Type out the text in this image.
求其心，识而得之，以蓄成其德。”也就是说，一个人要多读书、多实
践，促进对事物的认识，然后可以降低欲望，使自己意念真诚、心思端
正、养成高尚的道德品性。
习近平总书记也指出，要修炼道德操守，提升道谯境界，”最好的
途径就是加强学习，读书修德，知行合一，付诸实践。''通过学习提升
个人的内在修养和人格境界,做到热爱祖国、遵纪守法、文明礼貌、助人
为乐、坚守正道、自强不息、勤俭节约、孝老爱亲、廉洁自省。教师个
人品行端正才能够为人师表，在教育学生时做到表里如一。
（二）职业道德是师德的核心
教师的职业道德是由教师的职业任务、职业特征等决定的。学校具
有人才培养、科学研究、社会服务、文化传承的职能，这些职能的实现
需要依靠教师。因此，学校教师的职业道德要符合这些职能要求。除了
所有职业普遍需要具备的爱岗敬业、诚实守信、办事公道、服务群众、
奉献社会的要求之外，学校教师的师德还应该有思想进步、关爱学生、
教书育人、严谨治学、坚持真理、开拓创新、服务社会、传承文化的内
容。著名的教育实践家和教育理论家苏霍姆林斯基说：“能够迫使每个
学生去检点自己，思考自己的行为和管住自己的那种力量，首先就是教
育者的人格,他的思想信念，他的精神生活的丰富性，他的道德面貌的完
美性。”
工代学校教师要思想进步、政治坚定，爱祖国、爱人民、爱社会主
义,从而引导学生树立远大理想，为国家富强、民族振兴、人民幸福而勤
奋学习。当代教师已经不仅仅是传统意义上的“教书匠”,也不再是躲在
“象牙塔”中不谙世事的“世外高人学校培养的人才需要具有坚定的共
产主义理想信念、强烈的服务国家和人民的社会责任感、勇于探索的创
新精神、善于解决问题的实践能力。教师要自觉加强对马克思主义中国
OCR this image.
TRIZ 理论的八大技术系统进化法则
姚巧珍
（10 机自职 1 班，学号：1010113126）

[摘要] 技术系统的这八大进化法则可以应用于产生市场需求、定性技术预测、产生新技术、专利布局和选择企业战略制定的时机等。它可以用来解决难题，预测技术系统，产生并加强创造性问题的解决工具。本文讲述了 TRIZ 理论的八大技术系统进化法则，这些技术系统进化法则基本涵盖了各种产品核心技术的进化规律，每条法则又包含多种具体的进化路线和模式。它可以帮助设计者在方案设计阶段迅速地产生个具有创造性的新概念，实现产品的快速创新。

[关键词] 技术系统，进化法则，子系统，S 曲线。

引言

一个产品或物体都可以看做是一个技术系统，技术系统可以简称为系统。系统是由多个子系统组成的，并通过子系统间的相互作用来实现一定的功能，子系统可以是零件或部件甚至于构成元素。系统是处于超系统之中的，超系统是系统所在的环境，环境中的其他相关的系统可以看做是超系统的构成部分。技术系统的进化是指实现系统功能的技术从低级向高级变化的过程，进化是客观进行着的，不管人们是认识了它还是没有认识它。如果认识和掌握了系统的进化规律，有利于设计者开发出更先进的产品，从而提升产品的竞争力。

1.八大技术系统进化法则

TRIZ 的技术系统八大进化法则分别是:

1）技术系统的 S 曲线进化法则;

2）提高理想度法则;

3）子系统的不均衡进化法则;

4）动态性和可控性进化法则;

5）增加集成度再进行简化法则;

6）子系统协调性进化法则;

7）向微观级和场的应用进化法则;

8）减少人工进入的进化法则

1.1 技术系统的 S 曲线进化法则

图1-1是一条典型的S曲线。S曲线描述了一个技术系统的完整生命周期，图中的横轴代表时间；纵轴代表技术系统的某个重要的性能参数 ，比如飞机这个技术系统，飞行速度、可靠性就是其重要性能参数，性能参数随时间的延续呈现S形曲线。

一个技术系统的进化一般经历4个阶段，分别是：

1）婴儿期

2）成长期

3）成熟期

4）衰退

---*---

▶ [WHAT IS ASKED]: Quote the data above in full, changing nothing.

▶ [SOLUTION FOR THIS PROBLEM]:
Type out the text in this image.
求其心，识而得之，以蓄成其德。”也就是说，一个人要多读书、多实
践，促进对事物的认识，然后可以降低欲望，使自己意念真诚、心思端
正、养成高尚的道德品性。
习近平总书记也指出，要修炼道德操守，提升道谯境界，”最好的
途径就是加强学习，读书修德，知行合一，付诸实践。''通过学习提升
个人的内在修养和人格境界,做到热爱祖国、遵纪守法、文明礼貌、助人
为乐、坚守正道、自强不息、勤俭节约、孝老爱亲、廉洁自省。教师个
人品行端正才能够为人师表，在教育学生时做到表里如一。
（二）职业道德是师德的核心
教师的职业道德是由教师的职业任务、职业特征等决定的。学校具
有人才培养、科学研究、社会服务、文化传承的职能，这些职能的实现
需要依靠教师。因此，学校教师的职业道德要符合这些职能要求。除了
所有职业普遍需要具备的爱岗敬业、诚实守信、办事公道、服务群众、
奉献社会的要求之外，学校教师的师德还应该有思想进步、关爱学生、
教书育人、严谨治学、坚持真理、开拓创新、服务社会、传承文化的内
容。著名的教育实践家和教育理论家苏霍姆林斯基说：“能够迫使每个
学生去检点自己，思考自己的行为和管住自己的那种力量，首先就是教
育者的人格,他的思想信念，他的精神生活的丰富性，他的道德面貌的完
美性。”
工代学校教师要思想进步、政治坚定，爱祖国、爱人民、爱社会主
义,从而引导学生树立远大理想，为国家富强、民族振兴、人民幸福而勤
奋学习。当代教师已经不仅仅是传统意义上的“教书匠”,也不再是躲在
“象牙塔”中不谙世事的“世外高人学校培养的人才需要具有坚定的共
产主义理想信念、强烈的服务国家和人民的社会责任感、勇于探索的创
新精神、善于解决问题的实践能力。教师要自觉加强对马克思主义中国
OCR this image.
TRIZ 理论的八大技术系统进化法则
姚巧珍
（10 机自职 1 班，学号：1010113126）

[摘要] 技术系统的这八大进化法则可以应用于产生市场需求、定性技术预测、产生新技术、专利布局和选择企业战略制定的时机等。它可以用来解决难题，预测技术系统，产生并加强创造性问题的解决工具。本文讲述了 TRIZ 理论的八大技术系统进化法则，这些技术系统进化法则基本涵盖了各种产品核心技术的进化规律，每条法则又包含多种具体的进化路线和模式。它可以帮助设计者在方案设计阶段迅速地产生个具有创造性的新概念，实现产品的快速创新。

[关键词] 技术系统，进化法则，子系统，S 曲线。

引言

一个产品或物体都可以看做是一个技术系统，技术系统可以简称为系统。系统是由多个子系统组成的，并通过子系统间的相互作用来实现一定的功能，子系统可以是零件或部件甚至于构成元素。系统是处于超系统之中的，超系统是系统所在的环境，环境中的其他相关的系统可以看做是超系统的构成部分。技术系统的进化是指实现系统功能的技术从低级向高级变化的过程，进化是客观进行着的，不管人们是认识了它还是没有认识它。如果认识和掌握了系统的进化规律，有利于设计者开发出更先进的产品，从而提升产品的竞争力。

1.八大技术系统进化法则

TRIZ 的技术系统八大进化法则分别是:

1）技术系统的 S 曲线进化法则;

2）提高理想度法则;

3）子系统的不均衡进化法则;

4）动态性和可控性进化法则;

5）增加集成度再进行简化法则;

6）子系统协调性进化法则;

7）向微观级和场的应用进化法则;

8）减少人工进入的进化法则

1.1 技术系统的 S 曲线进化法则

图1-1是一条典型的S曲线。S曲线描述了一个技术系统的完整生命周期，图中的横轴代表时间；纵轴代表技术系统的某个重要的性能参数 ，比如飞机这个技术系统，飞行速度、可靠性就是其重要性能参数，性能参数随时间的延续呈现S形曲线。

一个技术系统的进化一般经历4个阶段，分别是：

1）婴儿期

2）成长期

3）成熟期

4）衰退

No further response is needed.